>> Begin MATERIAL SHOWN

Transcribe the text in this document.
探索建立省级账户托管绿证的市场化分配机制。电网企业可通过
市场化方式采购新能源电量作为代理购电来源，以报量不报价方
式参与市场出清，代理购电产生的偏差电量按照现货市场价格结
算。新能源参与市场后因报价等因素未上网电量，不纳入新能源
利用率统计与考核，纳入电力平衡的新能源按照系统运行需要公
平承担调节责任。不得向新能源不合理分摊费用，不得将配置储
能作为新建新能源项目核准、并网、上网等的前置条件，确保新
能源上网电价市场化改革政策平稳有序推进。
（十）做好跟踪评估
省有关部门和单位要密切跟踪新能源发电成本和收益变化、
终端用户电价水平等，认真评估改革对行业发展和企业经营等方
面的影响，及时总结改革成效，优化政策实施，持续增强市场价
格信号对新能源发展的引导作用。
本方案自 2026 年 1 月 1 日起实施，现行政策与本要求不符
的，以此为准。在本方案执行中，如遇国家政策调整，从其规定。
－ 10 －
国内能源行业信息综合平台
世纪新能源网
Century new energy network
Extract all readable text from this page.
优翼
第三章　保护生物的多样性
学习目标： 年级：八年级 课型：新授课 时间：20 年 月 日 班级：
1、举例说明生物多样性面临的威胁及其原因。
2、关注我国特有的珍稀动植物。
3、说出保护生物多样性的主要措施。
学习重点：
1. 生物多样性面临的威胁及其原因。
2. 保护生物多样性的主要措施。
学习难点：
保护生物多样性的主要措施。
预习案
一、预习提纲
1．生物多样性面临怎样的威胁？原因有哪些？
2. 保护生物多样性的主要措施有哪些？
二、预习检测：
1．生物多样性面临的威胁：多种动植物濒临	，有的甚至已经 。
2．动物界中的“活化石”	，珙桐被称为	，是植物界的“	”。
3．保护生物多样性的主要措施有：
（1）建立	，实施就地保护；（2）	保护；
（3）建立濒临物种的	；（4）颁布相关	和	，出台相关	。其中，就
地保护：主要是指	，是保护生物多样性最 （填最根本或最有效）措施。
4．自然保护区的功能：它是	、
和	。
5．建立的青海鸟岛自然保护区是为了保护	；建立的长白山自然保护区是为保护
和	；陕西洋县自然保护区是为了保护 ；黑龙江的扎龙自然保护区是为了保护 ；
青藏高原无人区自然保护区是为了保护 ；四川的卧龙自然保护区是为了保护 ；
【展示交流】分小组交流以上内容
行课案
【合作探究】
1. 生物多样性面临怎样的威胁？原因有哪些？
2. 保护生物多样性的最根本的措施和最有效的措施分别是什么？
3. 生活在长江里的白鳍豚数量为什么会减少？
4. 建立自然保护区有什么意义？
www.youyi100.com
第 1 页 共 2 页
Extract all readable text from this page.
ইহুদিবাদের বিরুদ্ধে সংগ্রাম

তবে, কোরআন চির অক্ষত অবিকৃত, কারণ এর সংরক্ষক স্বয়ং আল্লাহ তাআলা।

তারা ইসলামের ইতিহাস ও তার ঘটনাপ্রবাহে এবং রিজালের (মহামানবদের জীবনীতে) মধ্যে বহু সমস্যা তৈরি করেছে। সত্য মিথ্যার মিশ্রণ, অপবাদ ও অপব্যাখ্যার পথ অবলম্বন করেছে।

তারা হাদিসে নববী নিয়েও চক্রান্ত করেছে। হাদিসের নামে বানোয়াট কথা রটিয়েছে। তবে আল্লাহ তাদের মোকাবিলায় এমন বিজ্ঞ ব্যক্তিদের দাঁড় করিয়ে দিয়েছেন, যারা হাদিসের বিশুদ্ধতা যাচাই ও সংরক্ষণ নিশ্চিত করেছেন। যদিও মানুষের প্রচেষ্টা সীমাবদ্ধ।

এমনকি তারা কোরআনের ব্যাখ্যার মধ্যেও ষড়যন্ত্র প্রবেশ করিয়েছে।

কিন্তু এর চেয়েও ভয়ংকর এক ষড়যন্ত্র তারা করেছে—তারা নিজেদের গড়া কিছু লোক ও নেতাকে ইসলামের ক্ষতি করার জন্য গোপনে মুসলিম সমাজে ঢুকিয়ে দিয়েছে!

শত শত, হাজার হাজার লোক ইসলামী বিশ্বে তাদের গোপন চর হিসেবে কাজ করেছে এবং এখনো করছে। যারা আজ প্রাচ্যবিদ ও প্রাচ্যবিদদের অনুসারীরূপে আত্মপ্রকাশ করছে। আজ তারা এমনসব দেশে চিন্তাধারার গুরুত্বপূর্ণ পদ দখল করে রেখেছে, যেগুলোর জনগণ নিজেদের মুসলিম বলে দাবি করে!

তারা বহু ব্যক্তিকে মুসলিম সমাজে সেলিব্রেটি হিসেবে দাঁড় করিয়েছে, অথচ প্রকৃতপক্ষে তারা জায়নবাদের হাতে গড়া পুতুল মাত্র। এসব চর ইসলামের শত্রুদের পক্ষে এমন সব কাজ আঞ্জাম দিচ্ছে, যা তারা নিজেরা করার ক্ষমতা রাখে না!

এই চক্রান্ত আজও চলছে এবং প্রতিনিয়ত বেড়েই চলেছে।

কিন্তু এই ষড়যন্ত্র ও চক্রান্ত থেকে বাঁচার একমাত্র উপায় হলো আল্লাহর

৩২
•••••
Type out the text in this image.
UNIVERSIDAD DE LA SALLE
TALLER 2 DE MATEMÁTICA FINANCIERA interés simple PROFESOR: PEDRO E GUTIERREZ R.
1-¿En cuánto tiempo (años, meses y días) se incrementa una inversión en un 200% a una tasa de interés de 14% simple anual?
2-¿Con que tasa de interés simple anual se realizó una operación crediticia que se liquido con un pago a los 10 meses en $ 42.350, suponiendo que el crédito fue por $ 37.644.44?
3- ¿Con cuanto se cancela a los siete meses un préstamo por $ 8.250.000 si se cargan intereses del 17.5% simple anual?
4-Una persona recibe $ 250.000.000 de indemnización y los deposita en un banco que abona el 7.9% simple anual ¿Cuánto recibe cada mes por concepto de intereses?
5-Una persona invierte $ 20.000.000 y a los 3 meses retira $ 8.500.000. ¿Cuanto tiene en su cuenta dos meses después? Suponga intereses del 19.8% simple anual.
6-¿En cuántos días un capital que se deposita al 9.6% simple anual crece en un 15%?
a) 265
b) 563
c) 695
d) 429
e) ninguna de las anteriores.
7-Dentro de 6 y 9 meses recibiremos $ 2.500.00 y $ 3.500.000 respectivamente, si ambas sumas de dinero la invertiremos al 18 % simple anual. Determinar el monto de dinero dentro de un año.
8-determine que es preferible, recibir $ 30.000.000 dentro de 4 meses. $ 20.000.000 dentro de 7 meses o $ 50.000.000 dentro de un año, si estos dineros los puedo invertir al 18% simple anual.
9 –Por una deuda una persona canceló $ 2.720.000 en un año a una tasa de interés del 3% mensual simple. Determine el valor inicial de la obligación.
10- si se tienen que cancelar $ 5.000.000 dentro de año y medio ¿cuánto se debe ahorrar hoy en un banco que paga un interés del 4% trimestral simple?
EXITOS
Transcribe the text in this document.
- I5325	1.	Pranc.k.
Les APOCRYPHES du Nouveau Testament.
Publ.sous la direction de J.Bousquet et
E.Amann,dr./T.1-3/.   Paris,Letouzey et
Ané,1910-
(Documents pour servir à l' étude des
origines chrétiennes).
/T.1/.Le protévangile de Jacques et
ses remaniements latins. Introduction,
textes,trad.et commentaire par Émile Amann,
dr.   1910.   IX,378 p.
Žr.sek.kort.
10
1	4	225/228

>> End MATERIAL SHOWN

** WORK INSTRUCTIONS **
Where a line in the material above holds "tasa", copy that line.

** EXERCISE RESPONSE **
1-¿En cuánto tiempo (años, meses y días) se incrementa una inversión en un 200% a una tasa de interés de 14% simple anual?
2-¿Con que tasa de interés simple anual se realizó una operación crediticia que se liquido con un pago a los 10 meses en $ 42.350, suponiendo que el crédito fue por $ 37.644.44?
9 –Por una deuda una persona canceló $ 2.720.000 en un año a una tasa de interés del 3% mensual simple. Determine el valor inicial de la obligación.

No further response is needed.